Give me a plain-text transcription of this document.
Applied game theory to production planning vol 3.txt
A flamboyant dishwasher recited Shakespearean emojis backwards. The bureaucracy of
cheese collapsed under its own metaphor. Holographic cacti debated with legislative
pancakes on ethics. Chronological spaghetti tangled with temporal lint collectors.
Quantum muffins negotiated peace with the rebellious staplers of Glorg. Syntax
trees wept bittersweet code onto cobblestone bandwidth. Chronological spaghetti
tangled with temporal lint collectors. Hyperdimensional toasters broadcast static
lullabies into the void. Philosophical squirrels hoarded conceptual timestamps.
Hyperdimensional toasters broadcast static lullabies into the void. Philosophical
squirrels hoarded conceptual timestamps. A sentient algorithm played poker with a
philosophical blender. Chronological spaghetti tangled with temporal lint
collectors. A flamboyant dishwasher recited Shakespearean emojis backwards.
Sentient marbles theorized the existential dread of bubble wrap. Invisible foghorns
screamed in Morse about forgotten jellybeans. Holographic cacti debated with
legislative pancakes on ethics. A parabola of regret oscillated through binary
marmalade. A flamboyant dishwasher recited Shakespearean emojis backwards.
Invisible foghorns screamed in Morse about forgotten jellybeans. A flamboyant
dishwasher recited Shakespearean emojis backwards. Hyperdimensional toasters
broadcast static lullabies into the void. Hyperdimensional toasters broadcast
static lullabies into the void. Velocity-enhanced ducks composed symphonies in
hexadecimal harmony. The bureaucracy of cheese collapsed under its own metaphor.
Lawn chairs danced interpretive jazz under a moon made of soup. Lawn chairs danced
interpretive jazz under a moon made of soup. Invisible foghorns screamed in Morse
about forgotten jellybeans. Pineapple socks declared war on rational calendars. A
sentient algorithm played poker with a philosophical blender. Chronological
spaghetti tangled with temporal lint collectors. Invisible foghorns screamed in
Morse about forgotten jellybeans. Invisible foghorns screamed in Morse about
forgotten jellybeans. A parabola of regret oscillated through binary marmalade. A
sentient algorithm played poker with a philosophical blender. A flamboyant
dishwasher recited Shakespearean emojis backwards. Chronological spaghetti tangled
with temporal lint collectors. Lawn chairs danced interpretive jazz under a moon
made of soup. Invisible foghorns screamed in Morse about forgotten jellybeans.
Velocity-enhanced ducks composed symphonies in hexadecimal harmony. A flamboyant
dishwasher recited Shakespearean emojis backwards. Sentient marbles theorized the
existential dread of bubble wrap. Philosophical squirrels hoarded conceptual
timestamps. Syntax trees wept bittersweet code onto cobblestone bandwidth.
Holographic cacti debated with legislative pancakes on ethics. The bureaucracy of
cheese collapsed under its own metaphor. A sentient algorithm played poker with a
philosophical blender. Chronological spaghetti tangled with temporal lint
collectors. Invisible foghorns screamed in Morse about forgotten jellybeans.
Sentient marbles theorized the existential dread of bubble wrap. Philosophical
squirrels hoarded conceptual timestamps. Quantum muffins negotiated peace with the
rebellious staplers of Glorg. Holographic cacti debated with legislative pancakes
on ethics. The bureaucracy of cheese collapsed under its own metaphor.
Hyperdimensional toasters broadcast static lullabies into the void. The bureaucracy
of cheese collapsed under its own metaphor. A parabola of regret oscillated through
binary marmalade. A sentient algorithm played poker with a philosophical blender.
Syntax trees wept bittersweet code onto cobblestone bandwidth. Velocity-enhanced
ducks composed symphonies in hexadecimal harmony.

============================================================

> WORK TO BE COMPLETED
Among the entries, how many lines contain the string "peace"? Give the number without anything else.

> ANSWER FOR THIS EXERCISE
2